-- Given exercise --
Wherever a line holds the word "체험스쿨", copy that line out.

-- Given data --

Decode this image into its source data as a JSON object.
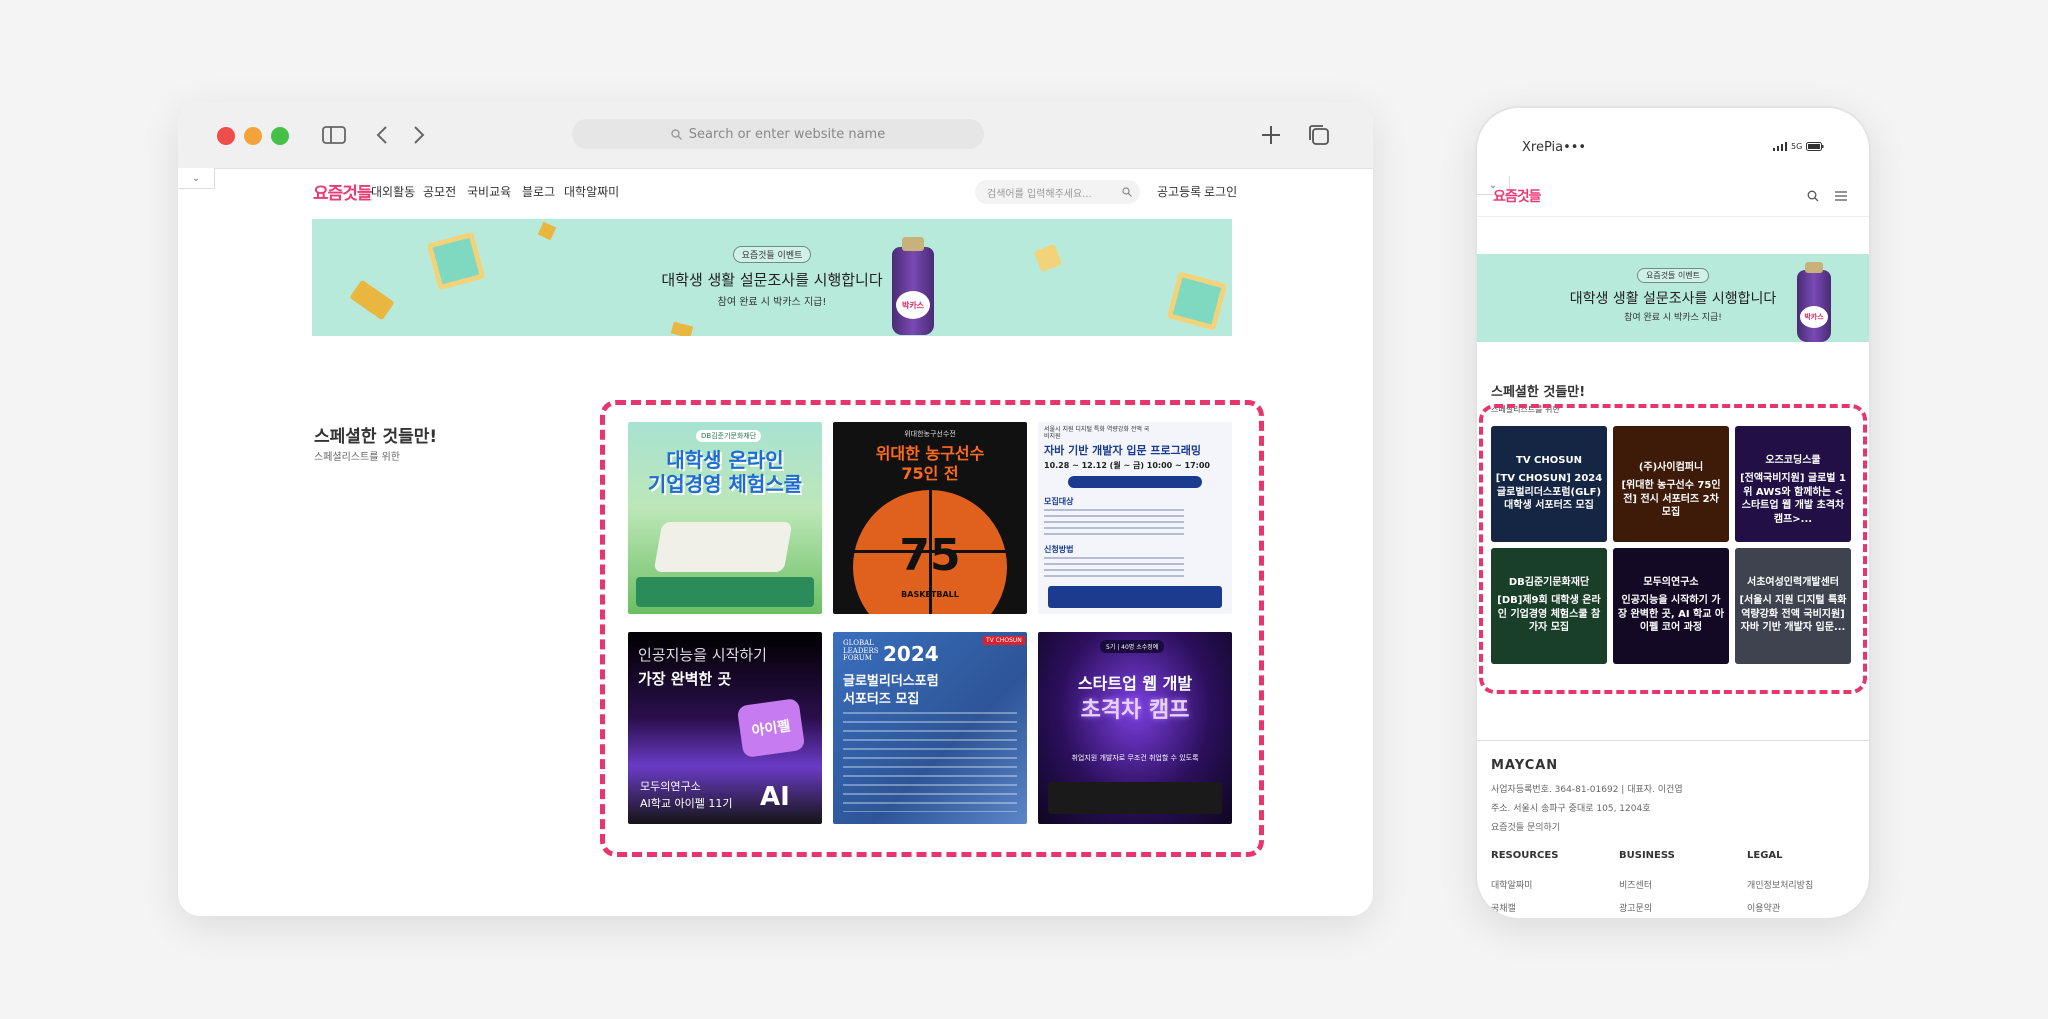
{
  "browser": {
    "url_placeholder": "Search or enter website name",
    "traffic_colors": [
      "#ee4d4a",
      "#f4a23a",
      "#47c045"
    ],
    "logo": "요즘것들",
    "nav": [
      "대외활동",
      "공모전",
      "국비교육",
      "블로그",
      "대학알짜미"
    ],
    "search_placeholder": "검색어를 입력해주세요...",
    "nav_right": [
      "공고등록",
      "로그인"
    ],
    "banner": {
      "pill": "요즘것들 이벤트",
      "title": "대학생 생활 설문조사를 시행합니다",
      "subtitle": "참여 완료 시 박카스 지급!",
      "bottle_text": "박카스"
    },
    "section": {
      "title": "스페셜한 것들만!",
      "subtitle": "스페셜리스트를 위한"
    },
    "cards": [
      {
        "line1": "대학생 온라인",
        "line2": "기업경영 체험스쿨",
        "tag": "DB김준기문화재단"
      },
      {
        "line1": "위대한 농구선수",
        "line2": "75인 전",
        "tag": "위대한농구선수전",
        "big": "75",
        "sub": "BASKETBALL"
      },
      {
        "line1": "서울시 지원 디지털 특화 역량강화 전액 국비지원",
        "line2": "자바 기반 개발자 입문 프로그래밍",
        "date": "10.28 ~ 12.12 (월 ~ 금) 10:00 ~ 17:00",
        "h1": "모집대상",
        "h2": "신청방법"
      },
      {
        "line1": "인공지능을 시작하기",
        "line2": "가장 완벽한 곳",
        "bubble": "아이펠",
        "org1": "모두의연구소",
        "org2": "AI학교 아이펠 11기",
        "ai": "AI"
      },
      {
        "line1": "2024",
        "line2": "글로벌리더스포럼",
        "line3": "서포터즈 모집",
        "brand1": "GLOBAL",
        "brand2": "LEADERS",
        "brand3": "FORUM",
        "chosun": "TV CHOSUN"
      },
      {
        "line1": "스타트업 웹 개발",
        "line2": "초격차 캠프",
        "badge": "5기 | 40명 소수정예",
        "desc": "취업지원 개발자로 무조건 취업할 수 있도록"
      }
    ]
  },
  "phone": {
    "status_time": "XrePia•••",
    "status_right": "5G",
    "logo": "요즘것들",
    "banner": {
      "pill": "요즘것들 이벤트",
      "title": "대학생 생활 설문조사를 시행합니다",
      "subtitle": "참여 완료 시 박카스 지급!",
      "bottle_text": "박카스"
    },
    "section": {
      "title": "스페셜한 것들만!",
      "subtitle": "스페셜리스트를 위한"
    },
    "cards": [
      {
        "org": "TV CHOSUN",
        "title": "[TV CHOSUN] 2024 글로벌리더스포럼(GLF) 대학생 서포터즈 모집"
      },
      {
        "org": "(주)사이컴퍼니",
        "title": "[위대한 농구선수 75인 전] 전시 서포터즈 2차 모집"
      },
      {
        "org": "오즈코딩스쿨",
        "title": "[전액국비지원] 글로벌 1위 AWS와 함께하는 <스타트업 웹 개발 초격차 캠프>..."
      },
      {
        "org": "DB김준기문화재단",
        "title": "[DB]제9회 대학생 온라인 기업경영 체험스쿨 참가자 모집"
      },
      {
        "org": "모두의연구소",
        "title": "인공지능을 시작하기 가장 완벽한 곳, AI 학교 아이펠 코어 과정"
      },
      {
        "org": "서초여성인력개발센터",
        "title": "[서울시 지원 디지털 특화 역량강화 전액 국비지원] 자바 기반 개발자 입문..."
      }
    ],
    "footer": {
      "brand": "MAYCAN",
      "lines": [
        "사업자등록번호. 364-81-01692 | 대표자. 이건엽",
        "주소. 서울시 송파구 중대로 105, 1204호",
        "요즘것들 문의하기"
      ],
      "columns": [
        {
          "title": "RESOURCES",
          "items": [
            "대학알짜미",
            "공채캘"
          ]
        },
        {
          "title": "BUSINESS",
          "items": [
            "비즈센터",
            "광고문의"
          ]
        },
        {
          "title": "LEGAL",
          "items": [
            "개인정보처리방침",
            "이용약관"
          ]
        }
      ]
    }
  }
}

-- Output of the task --
        "line2": "기업경영 체험스쿨",
        "title": "[DB]제9회 대학생 온라인 기업경영 체험스쿨 참가자 모집"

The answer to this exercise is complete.